- **REQUIREMENTS**:
In the listing below, locate the lines that hold "beam" and copy them.

- **THE INPUT**:
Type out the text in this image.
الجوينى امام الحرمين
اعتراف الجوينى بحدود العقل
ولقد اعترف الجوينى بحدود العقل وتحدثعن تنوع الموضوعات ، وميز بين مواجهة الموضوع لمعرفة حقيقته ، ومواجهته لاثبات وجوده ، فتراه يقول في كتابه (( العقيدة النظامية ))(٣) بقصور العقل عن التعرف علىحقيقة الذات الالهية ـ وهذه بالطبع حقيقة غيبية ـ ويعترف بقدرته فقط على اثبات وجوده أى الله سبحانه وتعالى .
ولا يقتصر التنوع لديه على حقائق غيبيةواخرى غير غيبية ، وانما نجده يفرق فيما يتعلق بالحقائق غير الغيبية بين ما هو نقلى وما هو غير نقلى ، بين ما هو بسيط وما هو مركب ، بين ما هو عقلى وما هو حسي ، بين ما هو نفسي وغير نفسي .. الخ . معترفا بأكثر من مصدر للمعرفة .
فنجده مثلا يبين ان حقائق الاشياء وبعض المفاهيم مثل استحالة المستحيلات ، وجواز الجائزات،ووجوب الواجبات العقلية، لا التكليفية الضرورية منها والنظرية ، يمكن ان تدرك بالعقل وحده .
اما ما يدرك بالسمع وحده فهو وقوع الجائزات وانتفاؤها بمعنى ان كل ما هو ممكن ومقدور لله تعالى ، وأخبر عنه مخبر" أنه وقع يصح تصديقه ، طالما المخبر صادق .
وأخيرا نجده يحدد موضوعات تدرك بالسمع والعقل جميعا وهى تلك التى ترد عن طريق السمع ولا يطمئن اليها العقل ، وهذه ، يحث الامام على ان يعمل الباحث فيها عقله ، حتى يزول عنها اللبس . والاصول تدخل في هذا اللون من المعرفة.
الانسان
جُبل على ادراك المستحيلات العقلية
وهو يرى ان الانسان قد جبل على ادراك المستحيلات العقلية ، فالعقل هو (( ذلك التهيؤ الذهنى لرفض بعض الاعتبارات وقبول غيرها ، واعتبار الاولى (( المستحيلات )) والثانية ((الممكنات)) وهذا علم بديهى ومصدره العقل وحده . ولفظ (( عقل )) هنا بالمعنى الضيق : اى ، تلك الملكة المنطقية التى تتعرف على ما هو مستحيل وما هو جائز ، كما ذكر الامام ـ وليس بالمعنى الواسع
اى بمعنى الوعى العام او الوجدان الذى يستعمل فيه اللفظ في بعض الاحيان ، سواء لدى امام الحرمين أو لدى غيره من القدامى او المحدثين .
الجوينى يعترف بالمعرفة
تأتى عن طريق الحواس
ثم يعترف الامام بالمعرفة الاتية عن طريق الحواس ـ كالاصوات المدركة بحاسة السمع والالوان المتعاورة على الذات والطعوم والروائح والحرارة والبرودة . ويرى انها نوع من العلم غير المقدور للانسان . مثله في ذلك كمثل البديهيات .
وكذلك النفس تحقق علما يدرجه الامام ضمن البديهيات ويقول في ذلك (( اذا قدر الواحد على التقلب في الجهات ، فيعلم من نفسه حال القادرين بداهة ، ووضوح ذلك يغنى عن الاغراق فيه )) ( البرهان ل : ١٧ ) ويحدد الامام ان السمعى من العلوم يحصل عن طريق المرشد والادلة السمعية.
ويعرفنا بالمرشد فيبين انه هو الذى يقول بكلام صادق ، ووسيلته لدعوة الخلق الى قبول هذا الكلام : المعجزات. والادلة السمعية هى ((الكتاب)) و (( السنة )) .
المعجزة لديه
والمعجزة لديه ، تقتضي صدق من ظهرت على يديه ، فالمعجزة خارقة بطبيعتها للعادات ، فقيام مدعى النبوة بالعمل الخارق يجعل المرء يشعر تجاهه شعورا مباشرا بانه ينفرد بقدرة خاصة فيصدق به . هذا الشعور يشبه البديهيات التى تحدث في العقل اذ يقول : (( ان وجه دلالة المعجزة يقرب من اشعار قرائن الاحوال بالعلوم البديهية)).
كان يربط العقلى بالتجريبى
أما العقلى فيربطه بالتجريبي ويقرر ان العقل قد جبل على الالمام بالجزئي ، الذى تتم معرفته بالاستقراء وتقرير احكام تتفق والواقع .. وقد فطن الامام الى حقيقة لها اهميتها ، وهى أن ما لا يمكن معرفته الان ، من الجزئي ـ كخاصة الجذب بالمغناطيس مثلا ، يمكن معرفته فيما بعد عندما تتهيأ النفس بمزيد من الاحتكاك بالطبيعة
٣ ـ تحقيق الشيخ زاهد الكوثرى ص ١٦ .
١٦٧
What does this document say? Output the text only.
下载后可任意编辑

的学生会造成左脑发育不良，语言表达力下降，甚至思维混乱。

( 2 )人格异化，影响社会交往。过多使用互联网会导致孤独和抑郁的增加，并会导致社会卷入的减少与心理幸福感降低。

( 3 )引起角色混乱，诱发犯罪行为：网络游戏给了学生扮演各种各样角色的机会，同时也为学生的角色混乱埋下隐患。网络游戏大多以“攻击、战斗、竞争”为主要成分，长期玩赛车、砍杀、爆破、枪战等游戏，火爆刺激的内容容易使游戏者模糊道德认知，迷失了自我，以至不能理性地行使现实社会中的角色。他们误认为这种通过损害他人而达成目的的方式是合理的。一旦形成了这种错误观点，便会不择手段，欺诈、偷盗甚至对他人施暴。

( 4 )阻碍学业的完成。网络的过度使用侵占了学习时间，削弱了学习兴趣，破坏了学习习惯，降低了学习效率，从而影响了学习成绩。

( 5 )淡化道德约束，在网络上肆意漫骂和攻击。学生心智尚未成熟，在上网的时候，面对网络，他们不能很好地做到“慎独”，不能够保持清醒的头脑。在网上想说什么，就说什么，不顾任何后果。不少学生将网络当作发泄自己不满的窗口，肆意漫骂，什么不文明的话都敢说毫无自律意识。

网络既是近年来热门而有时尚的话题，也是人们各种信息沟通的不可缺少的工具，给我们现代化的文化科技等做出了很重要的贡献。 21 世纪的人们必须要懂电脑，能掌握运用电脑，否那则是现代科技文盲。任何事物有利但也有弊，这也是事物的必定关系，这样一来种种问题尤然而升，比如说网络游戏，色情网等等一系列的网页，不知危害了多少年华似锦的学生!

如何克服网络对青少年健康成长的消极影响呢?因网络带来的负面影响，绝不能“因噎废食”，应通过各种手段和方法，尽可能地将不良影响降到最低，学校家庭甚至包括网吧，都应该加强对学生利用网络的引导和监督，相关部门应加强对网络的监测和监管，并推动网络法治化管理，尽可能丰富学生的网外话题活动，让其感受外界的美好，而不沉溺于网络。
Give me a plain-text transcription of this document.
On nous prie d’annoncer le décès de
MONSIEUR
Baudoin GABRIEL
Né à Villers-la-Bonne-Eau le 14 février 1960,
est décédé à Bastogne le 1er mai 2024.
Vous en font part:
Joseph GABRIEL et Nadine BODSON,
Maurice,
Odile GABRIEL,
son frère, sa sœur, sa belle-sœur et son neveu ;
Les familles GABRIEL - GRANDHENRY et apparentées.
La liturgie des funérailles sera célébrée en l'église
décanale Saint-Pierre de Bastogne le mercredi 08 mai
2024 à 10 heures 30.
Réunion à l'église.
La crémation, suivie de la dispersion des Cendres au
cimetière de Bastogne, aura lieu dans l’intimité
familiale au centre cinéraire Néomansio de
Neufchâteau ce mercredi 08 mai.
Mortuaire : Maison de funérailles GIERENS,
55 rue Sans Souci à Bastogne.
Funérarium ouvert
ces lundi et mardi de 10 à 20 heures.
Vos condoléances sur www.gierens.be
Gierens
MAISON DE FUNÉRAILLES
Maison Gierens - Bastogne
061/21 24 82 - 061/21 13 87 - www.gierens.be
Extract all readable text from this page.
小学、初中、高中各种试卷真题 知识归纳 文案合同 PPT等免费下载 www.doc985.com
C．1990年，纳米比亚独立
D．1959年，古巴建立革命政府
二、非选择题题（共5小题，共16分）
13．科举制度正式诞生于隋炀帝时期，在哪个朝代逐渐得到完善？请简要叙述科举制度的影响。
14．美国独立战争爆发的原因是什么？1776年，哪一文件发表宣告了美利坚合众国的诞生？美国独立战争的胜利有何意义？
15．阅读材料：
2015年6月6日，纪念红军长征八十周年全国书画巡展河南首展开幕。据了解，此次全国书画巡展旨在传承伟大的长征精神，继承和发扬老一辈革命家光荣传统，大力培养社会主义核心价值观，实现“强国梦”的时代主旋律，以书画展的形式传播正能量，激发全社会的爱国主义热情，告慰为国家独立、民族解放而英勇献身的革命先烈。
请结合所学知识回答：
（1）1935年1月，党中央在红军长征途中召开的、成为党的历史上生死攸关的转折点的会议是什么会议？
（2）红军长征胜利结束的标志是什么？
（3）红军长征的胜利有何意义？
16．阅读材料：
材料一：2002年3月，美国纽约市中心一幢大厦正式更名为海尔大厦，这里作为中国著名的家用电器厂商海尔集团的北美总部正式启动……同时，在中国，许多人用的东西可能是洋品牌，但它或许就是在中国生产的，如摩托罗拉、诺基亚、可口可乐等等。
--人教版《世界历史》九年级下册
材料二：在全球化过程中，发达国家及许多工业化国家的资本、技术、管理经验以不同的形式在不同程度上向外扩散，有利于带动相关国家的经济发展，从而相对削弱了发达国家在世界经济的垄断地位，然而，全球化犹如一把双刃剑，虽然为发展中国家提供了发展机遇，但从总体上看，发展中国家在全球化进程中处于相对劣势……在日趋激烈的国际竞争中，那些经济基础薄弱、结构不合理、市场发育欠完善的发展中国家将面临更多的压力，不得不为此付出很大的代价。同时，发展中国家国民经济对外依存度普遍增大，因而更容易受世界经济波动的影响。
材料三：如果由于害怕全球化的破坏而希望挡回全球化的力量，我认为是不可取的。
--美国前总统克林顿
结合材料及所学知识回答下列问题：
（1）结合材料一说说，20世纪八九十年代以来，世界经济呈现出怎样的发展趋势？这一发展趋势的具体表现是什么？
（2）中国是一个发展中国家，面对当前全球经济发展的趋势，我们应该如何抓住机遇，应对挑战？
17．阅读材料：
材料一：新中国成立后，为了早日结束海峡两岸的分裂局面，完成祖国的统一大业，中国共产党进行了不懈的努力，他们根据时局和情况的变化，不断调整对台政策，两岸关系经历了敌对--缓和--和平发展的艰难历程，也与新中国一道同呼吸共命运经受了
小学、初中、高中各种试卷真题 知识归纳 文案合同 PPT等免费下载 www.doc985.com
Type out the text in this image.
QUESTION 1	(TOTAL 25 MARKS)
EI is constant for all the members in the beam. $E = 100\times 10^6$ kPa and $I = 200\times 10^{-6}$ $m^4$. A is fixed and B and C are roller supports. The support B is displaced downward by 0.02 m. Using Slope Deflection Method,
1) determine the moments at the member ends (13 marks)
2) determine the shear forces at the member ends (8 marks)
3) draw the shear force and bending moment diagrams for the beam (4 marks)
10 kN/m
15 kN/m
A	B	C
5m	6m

- **ANSWER BELOW**:
EI is constant for all the members in the beam. $E = 100\times 10^6$ kPa and $I = 200\times 10^{-6}$ $m^4$. A is fixed and B and C are roller supports. The support B is displaced downward by 0.02 m. Using Slope Deflection Method,
3) draw the shear force and bending moment diagrams for the beam (4 marks)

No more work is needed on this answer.